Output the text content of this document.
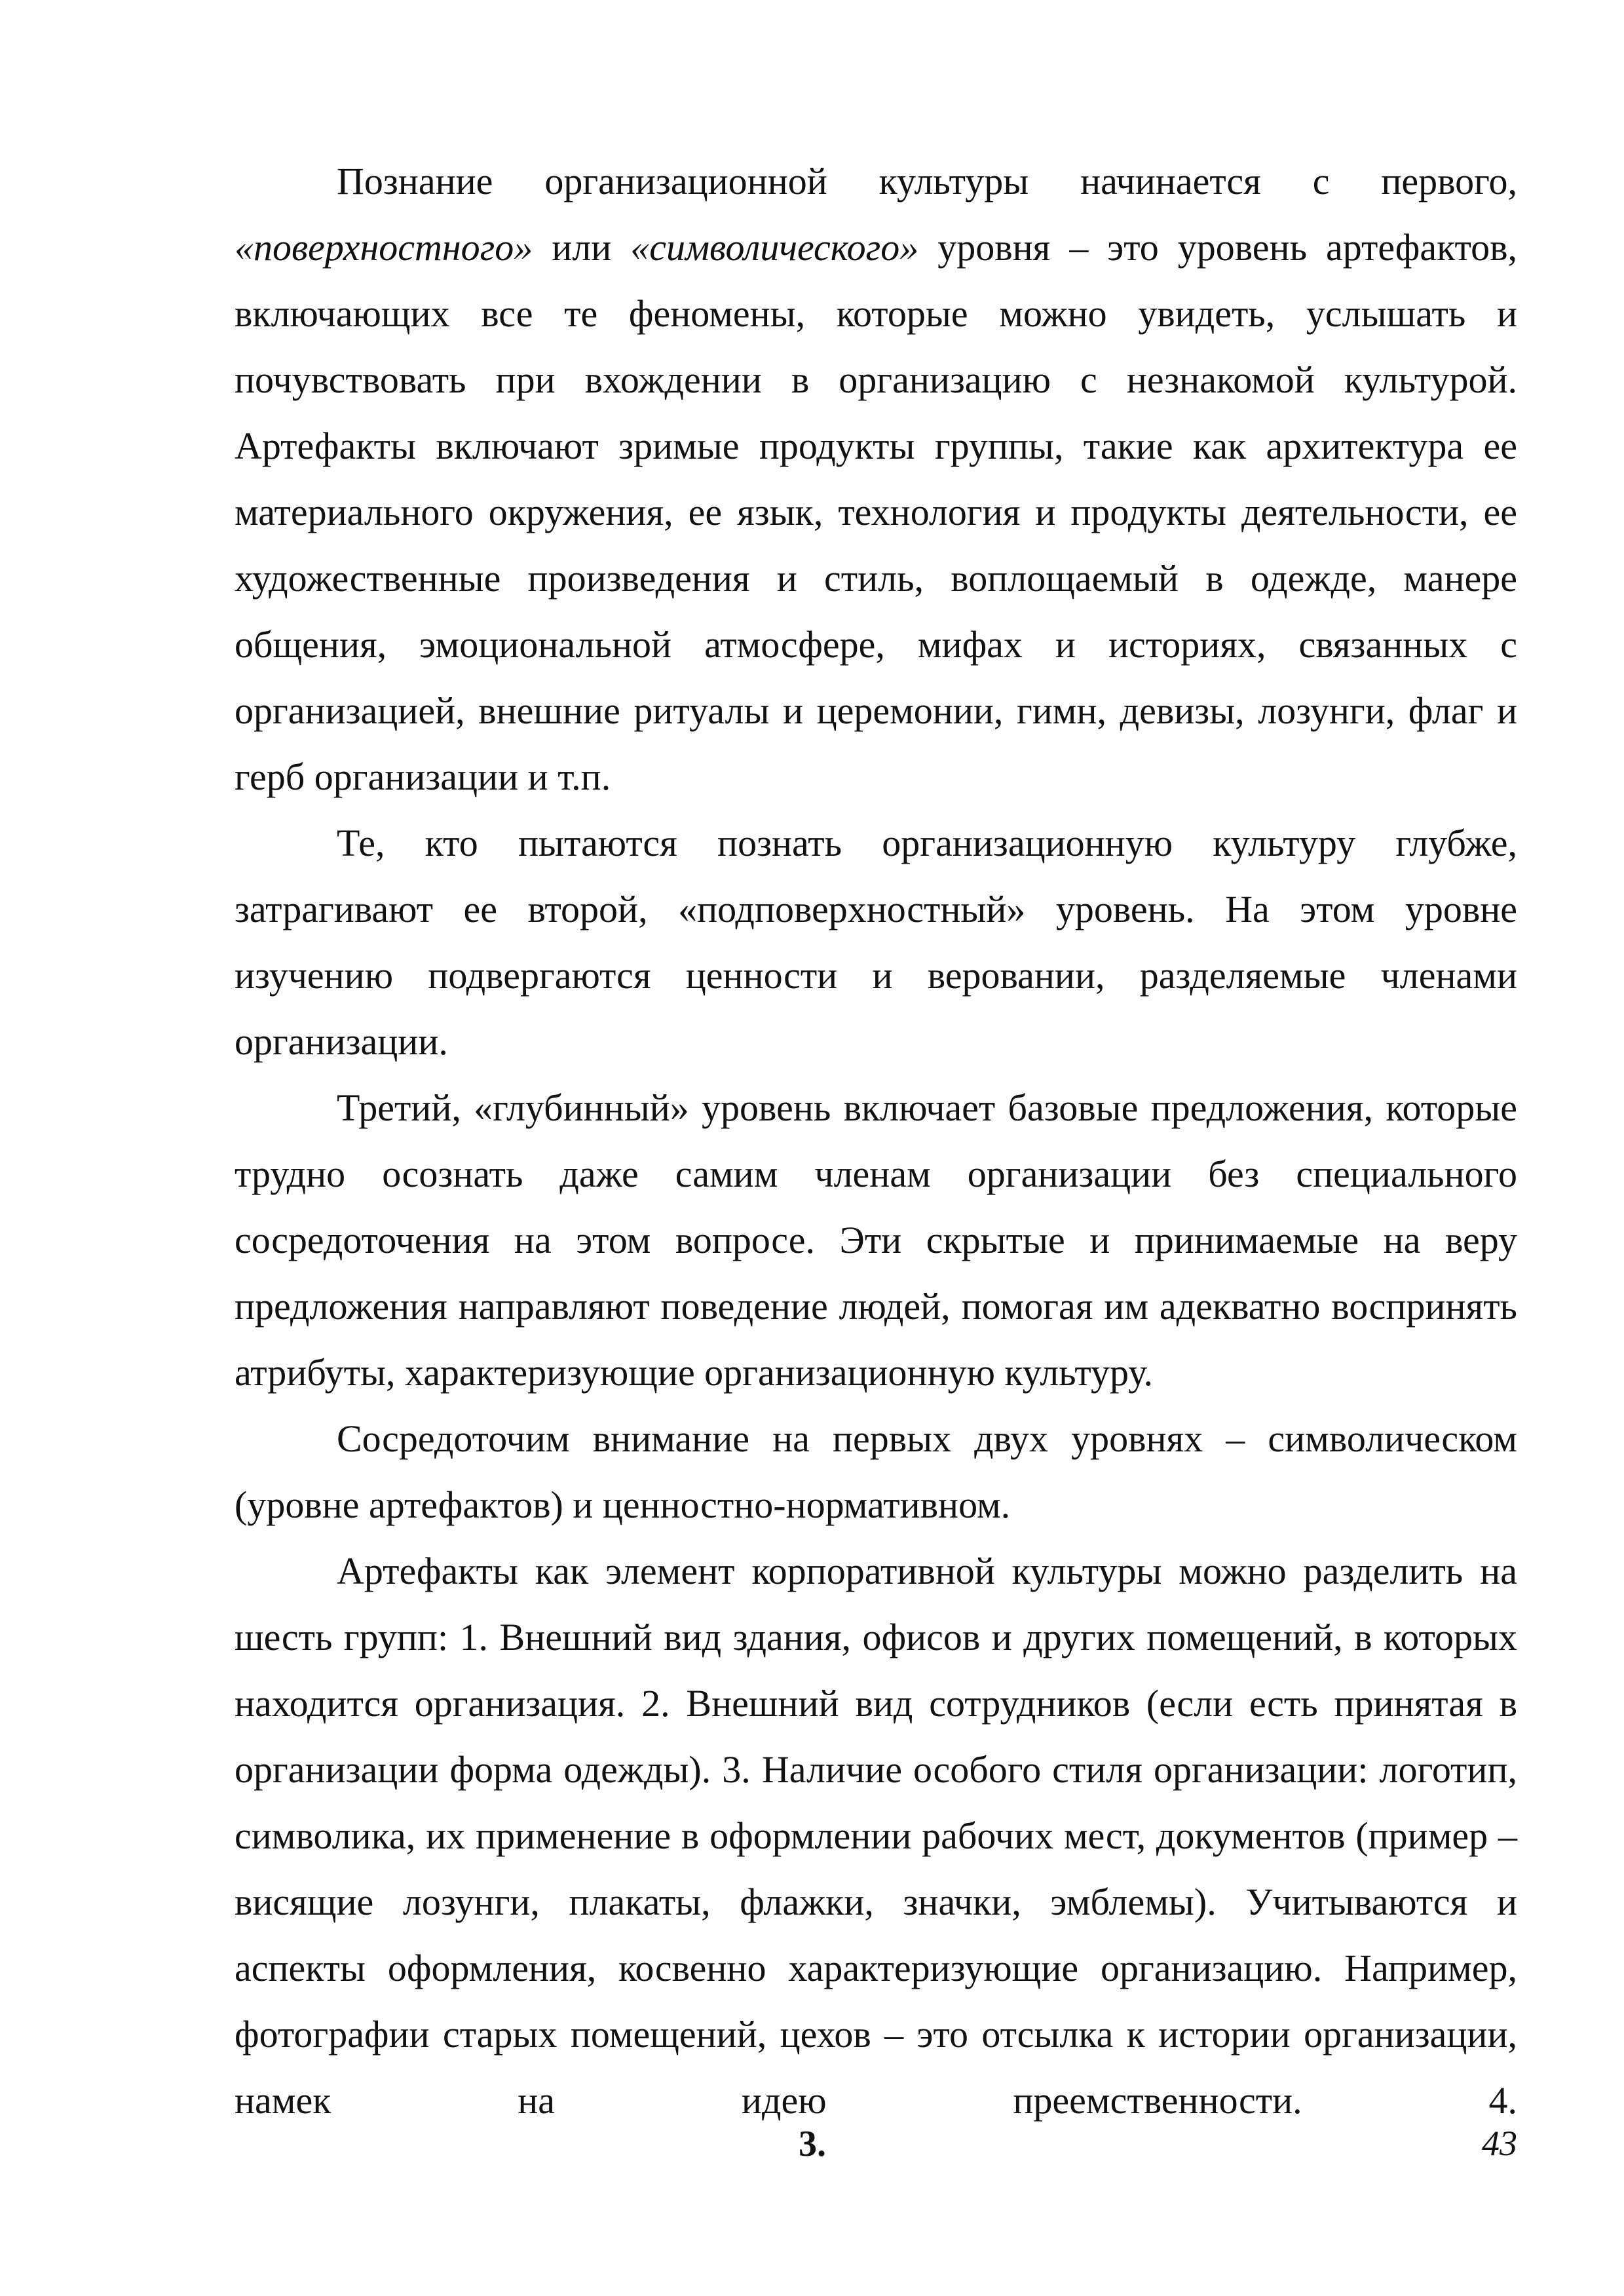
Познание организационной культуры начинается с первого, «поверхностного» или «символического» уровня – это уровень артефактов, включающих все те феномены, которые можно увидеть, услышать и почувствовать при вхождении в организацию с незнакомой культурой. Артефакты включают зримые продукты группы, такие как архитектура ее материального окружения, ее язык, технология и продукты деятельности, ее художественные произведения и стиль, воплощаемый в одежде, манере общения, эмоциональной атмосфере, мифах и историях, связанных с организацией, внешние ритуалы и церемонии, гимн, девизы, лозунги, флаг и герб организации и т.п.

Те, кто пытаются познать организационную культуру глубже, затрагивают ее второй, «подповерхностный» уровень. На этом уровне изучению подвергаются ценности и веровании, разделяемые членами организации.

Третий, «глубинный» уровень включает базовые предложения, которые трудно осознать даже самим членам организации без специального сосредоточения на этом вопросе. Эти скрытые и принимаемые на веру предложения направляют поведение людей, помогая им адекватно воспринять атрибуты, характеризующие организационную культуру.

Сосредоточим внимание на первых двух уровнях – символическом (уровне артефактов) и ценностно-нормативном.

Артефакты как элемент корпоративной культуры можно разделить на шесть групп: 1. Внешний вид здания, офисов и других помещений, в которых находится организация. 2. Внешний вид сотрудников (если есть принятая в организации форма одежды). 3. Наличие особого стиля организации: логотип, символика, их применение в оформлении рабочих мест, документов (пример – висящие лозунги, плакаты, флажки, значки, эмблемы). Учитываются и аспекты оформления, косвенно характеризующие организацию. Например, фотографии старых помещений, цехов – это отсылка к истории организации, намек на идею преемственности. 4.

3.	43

> _Exercise instructions_
Leaving aside the images, write out the entries above word for word.

> _Result_
Output the text content of this document.
Познание организационной культуры начинается с первого, «поверхностного» или «символического» уровня – это уровень артефактов, включающих все те феномены, которые можно увидеть, услышать и почувствовать при вхождении в организацию с незнакомой культурой. Артефакты включают зримые продукты группы, такие как архитектура ее материального окружения, ее язык, технология и продукты деятельности, ее художественные произведения и стиль, воплощаемый в одежде, манере общения, эмоциональной атмосфере, мифах и историях, связанных с организацией, внешние ритуалы и церемонии, гимн, девизы, лозунги, флаг и герб организации и т.п.

Те, кто пытаются познать организационную культуру глубже, затрагивают ее второй, «подповерхностный» уровень. На этом уровне изучению подвергаются ценности и веровании, разделяемые членами организации.

Третий, «глубинный» уровень включает базовые предложения, которые трудно осознать даже самим членам организации без специального сосредоточения на этом вопросе. Эти скрытые и принимаемые на веру предложения направляют поведение людей, помогая им адекватно воспринять атрибуты, характеризующие организационную культуру.

Сосредоточим внимание на первых двух уровнях – символическом (уровне артефактов) и ценностно-нормативном.

Артефакты как элемент корпоративной культуры можно разделить на шесть групп: 1. Внешний вид здания, офисов и других помещений, в которых находится организация. 2. Внешний вид сотрудников (если есть принятая в организации форма одежды). 3. Наличие особого стиля организации: логотип, символика, их применение в оформлении рабочих мест, документов (пример – висящие лозунги, плакаты, флажки, значки, эмблемы). Учитываются и аспекты оформления, косвенно характеризующие организацию. Например, фотографии старых помещений, цехов – это отсылка к истории организации, намек на идею преемственности. 4.

3.	43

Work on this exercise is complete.